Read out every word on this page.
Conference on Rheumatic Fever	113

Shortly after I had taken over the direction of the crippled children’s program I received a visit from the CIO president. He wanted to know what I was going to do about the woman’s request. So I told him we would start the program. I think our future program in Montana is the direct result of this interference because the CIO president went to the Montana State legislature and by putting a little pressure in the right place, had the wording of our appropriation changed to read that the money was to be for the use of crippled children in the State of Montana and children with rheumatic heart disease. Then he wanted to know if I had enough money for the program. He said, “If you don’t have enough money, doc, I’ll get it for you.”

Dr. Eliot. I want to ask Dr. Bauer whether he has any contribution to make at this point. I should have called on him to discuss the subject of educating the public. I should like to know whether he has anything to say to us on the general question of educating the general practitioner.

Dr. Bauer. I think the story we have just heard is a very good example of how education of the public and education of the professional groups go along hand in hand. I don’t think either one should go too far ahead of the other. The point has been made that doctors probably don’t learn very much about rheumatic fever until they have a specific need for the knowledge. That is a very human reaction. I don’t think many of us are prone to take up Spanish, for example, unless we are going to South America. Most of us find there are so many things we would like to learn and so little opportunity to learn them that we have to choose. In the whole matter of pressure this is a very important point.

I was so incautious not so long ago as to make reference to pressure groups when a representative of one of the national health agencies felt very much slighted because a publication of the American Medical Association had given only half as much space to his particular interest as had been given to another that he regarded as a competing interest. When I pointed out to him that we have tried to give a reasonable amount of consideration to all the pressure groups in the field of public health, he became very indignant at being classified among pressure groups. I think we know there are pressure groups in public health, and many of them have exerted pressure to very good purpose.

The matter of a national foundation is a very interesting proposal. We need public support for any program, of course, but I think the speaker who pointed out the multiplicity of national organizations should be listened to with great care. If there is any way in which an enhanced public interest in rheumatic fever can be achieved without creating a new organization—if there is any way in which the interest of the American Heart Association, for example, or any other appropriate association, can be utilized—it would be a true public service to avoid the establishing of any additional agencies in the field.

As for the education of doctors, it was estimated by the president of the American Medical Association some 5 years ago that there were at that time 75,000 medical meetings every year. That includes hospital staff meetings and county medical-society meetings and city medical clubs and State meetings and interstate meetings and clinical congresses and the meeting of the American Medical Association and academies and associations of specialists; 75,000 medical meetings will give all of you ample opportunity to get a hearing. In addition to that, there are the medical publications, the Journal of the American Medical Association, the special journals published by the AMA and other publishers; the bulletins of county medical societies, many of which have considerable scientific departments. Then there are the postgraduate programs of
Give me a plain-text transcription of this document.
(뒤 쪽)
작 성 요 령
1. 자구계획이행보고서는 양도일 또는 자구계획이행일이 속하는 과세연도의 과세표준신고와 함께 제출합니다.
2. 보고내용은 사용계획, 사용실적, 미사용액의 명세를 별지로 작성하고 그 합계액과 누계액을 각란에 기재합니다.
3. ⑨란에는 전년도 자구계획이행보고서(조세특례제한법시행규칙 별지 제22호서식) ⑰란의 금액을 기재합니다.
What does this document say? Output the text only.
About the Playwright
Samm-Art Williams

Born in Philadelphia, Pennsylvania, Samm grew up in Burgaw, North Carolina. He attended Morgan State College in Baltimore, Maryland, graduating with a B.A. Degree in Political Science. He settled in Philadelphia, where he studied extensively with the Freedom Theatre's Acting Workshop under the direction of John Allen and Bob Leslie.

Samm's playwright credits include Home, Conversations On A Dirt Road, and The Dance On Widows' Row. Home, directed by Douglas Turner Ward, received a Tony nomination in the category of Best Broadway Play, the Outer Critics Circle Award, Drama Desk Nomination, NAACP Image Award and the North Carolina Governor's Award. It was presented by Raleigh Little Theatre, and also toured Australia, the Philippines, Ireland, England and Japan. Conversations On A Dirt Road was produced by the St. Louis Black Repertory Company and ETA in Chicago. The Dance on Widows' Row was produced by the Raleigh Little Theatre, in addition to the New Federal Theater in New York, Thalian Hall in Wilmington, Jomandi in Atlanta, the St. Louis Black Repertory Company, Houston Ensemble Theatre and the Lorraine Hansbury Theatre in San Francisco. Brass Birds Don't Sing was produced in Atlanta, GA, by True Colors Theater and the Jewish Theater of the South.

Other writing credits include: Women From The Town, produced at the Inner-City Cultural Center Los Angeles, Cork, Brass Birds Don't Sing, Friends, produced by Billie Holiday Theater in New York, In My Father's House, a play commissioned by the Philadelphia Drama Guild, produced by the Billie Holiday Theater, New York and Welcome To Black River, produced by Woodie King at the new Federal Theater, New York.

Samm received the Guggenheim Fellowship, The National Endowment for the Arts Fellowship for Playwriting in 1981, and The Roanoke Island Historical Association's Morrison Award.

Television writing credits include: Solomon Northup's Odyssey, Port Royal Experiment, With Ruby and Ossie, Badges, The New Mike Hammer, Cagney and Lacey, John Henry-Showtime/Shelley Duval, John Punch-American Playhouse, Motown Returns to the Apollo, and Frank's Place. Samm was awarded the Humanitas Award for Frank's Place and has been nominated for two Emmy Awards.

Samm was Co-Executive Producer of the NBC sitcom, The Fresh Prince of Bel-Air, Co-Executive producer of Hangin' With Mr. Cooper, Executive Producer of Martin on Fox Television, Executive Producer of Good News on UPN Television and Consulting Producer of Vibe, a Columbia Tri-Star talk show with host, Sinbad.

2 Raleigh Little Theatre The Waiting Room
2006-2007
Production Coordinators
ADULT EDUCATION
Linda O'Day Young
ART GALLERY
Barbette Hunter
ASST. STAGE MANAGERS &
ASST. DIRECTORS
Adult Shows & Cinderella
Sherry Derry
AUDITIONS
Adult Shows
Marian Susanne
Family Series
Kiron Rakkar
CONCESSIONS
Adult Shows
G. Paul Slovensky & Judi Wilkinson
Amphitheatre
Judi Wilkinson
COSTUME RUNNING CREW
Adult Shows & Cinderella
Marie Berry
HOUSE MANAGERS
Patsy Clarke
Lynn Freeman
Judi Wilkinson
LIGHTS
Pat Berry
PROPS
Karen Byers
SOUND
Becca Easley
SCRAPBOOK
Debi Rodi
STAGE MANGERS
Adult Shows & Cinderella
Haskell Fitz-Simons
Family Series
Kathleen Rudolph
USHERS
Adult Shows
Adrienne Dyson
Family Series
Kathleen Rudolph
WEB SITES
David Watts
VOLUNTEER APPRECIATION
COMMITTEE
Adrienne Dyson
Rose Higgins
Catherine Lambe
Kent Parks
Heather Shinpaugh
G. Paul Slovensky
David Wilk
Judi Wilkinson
------------------------------------------------
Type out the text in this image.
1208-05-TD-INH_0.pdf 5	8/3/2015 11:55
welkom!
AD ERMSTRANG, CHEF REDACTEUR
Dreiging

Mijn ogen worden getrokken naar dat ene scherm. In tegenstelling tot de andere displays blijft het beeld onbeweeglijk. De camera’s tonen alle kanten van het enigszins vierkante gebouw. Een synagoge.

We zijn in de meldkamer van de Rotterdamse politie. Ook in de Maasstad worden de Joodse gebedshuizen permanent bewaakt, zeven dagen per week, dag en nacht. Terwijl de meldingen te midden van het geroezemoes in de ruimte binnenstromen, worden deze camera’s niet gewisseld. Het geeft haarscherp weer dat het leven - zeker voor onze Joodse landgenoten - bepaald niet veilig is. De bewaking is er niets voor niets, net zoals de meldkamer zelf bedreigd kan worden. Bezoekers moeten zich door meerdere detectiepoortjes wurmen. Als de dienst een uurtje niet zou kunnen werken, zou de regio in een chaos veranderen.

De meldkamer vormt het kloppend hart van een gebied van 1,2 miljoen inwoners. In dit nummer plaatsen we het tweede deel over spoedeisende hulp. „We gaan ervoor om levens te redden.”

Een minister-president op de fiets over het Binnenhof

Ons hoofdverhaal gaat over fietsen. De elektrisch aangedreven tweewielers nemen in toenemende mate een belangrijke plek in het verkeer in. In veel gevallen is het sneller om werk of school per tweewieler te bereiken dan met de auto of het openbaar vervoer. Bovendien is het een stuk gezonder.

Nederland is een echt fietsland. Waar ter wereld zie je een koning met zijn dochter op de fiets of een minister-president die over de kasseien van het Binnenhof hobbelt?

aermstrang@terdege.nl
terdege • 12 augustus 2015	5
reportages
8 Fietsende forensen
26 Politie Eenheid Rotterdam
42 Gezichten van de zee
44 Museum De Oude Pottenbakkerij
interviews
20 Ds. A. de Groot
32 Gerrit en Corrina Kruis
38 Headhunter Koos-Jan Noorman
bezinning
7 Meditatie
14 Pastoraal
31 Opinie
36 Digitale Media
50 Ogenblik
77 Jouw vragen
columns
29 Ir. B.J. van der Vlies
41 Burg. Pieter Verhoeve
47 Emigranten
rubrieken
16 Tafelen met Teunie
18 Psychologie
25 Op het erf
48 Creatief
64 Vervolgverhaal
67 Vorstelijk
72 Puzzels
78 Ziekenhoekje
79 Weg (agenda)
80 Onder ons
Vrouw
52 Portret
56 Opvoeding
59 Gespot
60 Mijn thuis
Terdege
------------------------------------------------
Written request: Using the records given above, list every line that includes the word "Binnenhof".

Solution to the exercise:
Een minister-president op de fiets over het Binnenhof
Nederland is een echt fietsland. Waar ter wereld zie je een koning met zijn dochter op de fiets of een minister-president die over de kasseien van het Binnenhof hobbelt?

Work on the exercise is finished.